(TASK REQUIREMENTS):
Retype all of the data exactly as given.

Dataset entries
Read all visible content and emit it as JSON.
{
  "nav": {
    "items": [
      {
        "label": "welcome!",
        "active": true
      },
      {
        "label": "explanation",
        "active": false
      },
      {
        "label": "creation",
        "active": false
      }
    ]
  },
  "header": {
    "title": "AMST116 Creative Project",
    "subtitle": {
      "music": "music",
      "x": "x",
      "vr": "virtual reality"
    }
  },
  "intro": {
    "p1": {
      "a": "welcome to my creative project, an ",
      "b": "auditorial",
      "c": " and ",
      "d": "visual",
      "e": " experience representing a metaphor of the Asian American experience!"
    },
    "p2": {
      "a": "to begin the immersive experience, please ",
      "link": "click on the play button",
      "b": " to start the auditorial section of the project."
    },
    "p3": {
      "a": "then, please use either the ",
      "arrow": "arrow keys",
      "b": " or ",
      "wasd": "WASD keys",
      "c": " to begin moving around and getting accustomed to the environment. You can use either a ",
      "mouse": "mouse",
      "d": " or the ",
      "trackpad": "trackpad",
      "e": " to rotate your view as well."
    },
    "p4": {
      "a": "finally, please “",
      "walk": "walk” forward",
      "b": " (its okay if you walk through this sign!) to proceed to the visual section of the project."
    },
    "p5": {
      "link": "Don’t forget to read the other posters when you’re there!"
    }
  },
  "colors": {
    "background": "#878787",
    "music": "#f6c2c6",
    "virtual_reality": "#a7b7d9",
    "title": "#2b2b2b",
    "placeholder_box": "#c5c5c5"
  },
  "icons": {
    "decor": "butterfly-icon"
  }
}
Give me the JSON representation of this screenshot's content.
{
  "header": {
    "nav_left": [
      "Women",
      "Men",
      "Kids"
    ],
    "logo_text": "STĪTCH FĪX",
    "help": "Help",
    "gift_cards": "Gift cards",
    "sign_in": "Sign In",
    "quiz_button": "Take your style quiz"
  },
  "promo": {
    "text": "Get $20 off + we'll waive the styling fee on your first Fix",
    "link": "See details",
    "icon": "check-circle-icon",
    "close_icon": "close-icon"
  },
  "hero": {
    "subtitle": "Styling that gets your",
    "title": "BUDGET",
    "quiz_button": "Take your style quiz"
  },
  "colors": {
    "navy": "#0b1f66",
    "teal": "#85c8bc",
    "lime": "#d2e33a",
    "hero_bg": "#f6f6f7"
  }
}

(CORRECT OUTPUT):
Read all visible content and emit it as JSON.
{
  "nav": {
    "items": [
      {
        "label": "welcome!",
        "active": true
      },
      {
        "label": "explanation",
        "active": false
      },
      {
        "label": "creation",
        "active": false
      }
    ]
  },
  "header": {
    "title": "AMST116 Creative Project",
    "subtitle": {
      "music": "music",
      "x": "x",
      "vr": "virtual reality"
    }
  },
  "intro": {
    "p1": {
      "a": "welcome to my creative project, an ",
      "b": "auditorial",
      "c": " and ",
      "d": "visual",
      "e": " experience representing a metaphor of the Asian American experience!"
    },
    "p2": {
      "a": "to begin the immersive experience, please ",
      "link": "click on the play button",
      "b": " to start the auditorial section of the project."
    },
    "p3": {
      "a": "then, please use either the ",
      "arrow": "arrow keys",
      "b": " or ",
      "wasd": "WASD keys",
      "c": " to begin moving around and getting accustomed to the environment. You can use either a ",
      "mouse": "mouse",
      "d": " or the ",
      "trackpad": "trackpad",
      "e": " to rotate your view as well."
    },
    "p4": {
      "a": "finally, please “",
      "walk": "walk” forward",
      "b": " (its okay if you walk through this sign!) to proceed to the visual section of the project."
    },
    "p5": {
      "link": "Don’t forget to read the other posters when you’re there!"
    }
  },
  "colors": {
    "background": "#878787",
    "music": "#f6c2c6",
    "virtual_reality": "#a7b7d9",
    "title": "#2b2b2b",
    "placeholder_box": "#c5c5c5"
  },
  "icons": {
    "decor": "butterfly-icon"
  }
}
Give me the JSON representation of this screenshot's content.
{
  "header": {
    "nav_left": [
      "Women",
      "Men",
      "Kids"
    ],
    "logo_text": "STĪTCH FĪX",
    "help": "Help",
    "gift_cards": "Gift cards",
    "sign_in": "Sign In",
    "quiz_button": "Take your style quiz"
  },
  "promo": {
    "text": "Get $20 off + we'll waive the styling fee on your first Fix",
    "link": "See details",
    "icon": "check-circle-icon",
    "close_icon": "close-icon"
  },
  "hero": {
    "subtitle": "Styling that gets your",
    "title": "BUDGET",
    "quiz_button": "Take your style quiz"
  },
  "colors": {
    "navy": "#0b1f66",
    "teal": "#85c8bc",
    "lime": "#d2e33a",
    "hero_bg": "#f6f6f7"
  }
}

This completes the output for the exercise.